§ **TASK GOAL**
Show each line from the listing that includes the word "name".

------------------------------------------------------------

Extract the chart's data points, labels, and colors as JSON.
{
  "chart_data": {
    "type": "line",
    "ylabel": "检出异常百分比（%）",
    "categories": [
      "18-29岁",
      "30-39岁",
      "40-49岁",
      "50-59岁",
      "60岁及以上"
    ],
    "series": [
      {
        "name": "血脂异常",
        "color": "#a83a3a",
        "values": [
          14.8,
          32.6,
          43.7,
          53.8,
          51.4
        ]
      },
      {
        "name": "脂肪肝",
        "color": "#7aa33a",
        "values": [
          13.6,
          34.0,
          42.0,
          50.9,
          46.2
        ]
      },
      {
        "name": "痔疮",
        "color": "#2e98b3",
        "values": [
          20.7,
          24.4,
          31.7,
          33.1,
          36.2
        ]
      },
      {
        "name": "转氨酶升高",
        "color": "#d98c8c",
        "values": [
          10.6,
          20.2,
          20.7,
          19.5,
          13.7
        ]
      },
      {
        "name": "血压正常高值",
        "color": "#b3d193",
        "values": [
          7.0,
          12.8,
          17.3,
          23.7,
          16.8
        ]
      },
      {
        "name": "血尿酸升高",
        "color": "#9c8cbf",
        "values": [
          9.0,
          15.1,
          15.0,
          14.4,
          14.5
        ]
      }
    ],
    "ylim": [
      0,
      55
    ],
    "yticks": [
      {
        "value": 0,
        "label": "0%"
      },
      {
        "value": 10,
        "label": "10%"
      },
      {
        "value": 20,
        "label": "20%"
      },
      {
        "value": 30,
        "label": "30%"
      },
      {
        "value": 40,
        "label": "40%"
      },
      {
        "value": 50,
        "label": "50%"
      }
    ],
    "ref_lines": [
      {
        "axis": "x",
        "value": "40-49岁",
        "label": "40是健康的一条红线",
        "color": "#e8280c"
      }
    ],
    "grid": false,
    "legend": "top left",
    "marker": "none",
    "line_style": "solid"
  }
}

------------------------------------------------------------

§ **WRITTEN ANSWER**
        "name": "血脂异常",
        "name": "脂肪肝",
        "name": "痔疮",
        "name": "转氨酶升高",
        "name": "血压正常高值",
        "name": "血尿酸升高",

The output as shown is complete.